*What this task involves*. Set down all of the data exactly as it appears.
────────────────────────────────────────
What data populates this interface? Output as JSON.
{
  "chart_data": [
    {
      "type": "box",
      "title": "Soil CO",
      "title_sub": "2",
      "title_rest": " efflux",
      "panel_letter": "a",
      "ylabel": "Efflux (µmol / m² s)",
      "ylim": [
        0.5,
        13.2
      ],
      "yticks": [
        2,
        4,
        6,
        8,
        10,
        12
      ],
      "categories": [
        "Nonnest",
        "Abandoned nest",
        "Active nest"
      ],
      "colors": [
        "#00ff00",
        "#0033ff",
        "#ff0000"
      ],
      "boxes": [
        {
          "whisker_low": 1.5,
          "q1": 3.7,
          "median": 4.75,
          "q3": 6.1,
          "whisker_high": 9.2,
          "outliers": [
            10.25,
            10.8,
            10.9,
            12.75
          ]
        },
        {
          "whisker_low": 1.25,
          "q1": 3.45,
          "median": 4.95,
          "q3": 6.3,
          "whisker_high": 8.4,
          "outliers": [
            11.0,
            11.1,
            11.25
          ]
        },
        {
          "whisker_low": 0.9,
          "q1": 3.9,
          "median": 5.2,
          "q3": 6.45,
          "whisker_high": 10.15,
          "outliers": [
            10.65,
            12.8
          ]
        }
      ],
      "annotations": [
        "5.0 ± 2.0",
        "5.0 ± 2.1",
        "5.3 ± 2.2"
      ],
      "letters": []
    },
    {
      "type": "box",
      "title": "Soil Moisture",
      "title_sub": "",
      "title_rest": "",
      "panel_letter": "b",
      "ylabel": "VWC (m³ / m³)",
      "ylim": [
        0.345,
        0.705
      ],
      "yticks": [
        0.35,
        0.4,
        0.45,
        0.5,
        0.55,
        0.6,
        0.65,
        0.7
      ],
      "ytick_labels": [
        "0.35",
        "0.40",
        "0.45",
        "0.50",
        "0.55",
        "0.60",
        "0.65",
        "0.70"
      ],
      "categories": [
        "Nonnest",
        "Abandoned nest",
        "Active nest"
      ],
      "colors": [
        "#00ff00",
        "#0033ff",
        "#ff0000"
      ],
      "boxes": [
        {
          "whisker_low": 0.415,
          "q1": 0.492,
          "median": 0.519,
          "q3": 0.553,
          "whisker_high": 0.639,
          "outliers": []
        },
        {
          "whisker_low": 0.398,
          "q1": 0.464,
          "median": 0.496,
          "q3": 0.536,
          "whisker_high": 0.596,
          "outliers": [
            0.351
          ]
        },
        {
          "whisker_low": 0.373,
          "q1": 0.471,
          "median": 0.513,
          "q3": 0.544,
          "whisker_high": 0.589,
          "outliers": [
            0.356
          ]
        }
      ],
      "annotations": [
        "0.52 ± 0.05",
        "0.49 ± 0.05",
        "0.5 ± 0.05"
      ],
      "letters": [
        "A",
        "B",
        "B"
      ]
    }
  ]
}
────────────────────────────────────────
*Correct response*.
What data populates this interface? Output as JSON.
{
  "chart_data": [
    {
      "type": "box",
      "title": "Soil CO",
      "title_sub": "2",
      "title_rest": " efflux",
      "panel_letter": "a",
      "ylabel": "Efflux (µmol / m² s)",
      "ylim": [
        0.5,
        13.2
      ],
      "yticks": [
        2,
        4,
        6,
        8,
        10,
        12
      ],
      "categories": [
        "Nonnest",
        "Abandoned nest",
        "Active nest"
      ],
      "colors": [
        "#00ff00",
        "#0033ff",
        "#ff0000"
      ],
      "boxes": [
        {
          "whisker_low": 1.5,
          "q1": 3.7,
          "median": 4.75,
          "q3": 6.1,
          "whisker_high": 9.2,
          "outliers": [
            10.25,
            10.8,
            10.9,
            12.75
          ]
        },
        {
          "whisker_low": 1.25,
          "q1": 3.45,
          "median": 4.95,
          "q3": 6.3,
          "whisker_high": 8.4,
          "outliers": [
            11.0,
            11.1,
            11.25
          ]
        },
        {
          "whisker_low": 0.9,
          "q1": 3.9,
          "median": 5.2,
          "q3": 6.45,
          "whisker_high": 10.15,
          "outliers": [
            10.65,
            12.8
          ]
        }
      ],
      "annotations": [
        "5.0 ± 2.0",
        "5.0 ± 2.1",
        "5.3 ± 2.2"
      ],
      "letters": []
    },
    {
      "type": "box",
      "title": "Soil Moisture",
      "title_sub": "",
      "title_rest": "",
      "panel_letter": "b",
      "ylabel": "VWC (m³ / m³)",
      "ylim": [
        0.345,
        0.705
      ],
      "yticks": [
        0.35,
        0.4,
        0.45,
        0.5,
        0.55,
        0.6,
        0.65,
        0.7
      ],
      "ytick_labels": [
        "0.35",
        "0.40",
        "0.45",
        "0.50",
        "0.55",
        "0.60",
        "0.65",
        "0.70"
      ],
      "categories": [
        "Nonnest",
        "Abandoned nest",
        "Active nest"
      ],
      "colors": [
        "#00ff00",
        "#0033ff",
        "#ff0000"
      ],
      "boxes": [
        {
          "whisker_low": 0.415,
          "q1": 0.492,
          "median": 0.519,
          "q3": 0.553,
          "whisker_high": 0.639,
          "outliers": []
        },
        {
          "whisker_low": 0.398,
          "q1": 0.464,
          "median": 0.496,
          "q3": 0.536,
          "whisker_high": 0.596,
          "outliers": [
            0.351
          ]
        },
        {
          "whisker_low": 0.373,
          "q1": 0.471,
          "median": 0.513,
          "q3": 0.544,
          "whisker_high": 0.589,
          "outliers": [
            0.356
          ]
        }
      ],
      "annotations": [
        "0.52 ± 0.05",
        "0.49 ± 0.05",
        "0.5 ± 0.05"
      ],
      "letters": [
        "A",
        "B",
        "B"
      ]
    }
  ]
}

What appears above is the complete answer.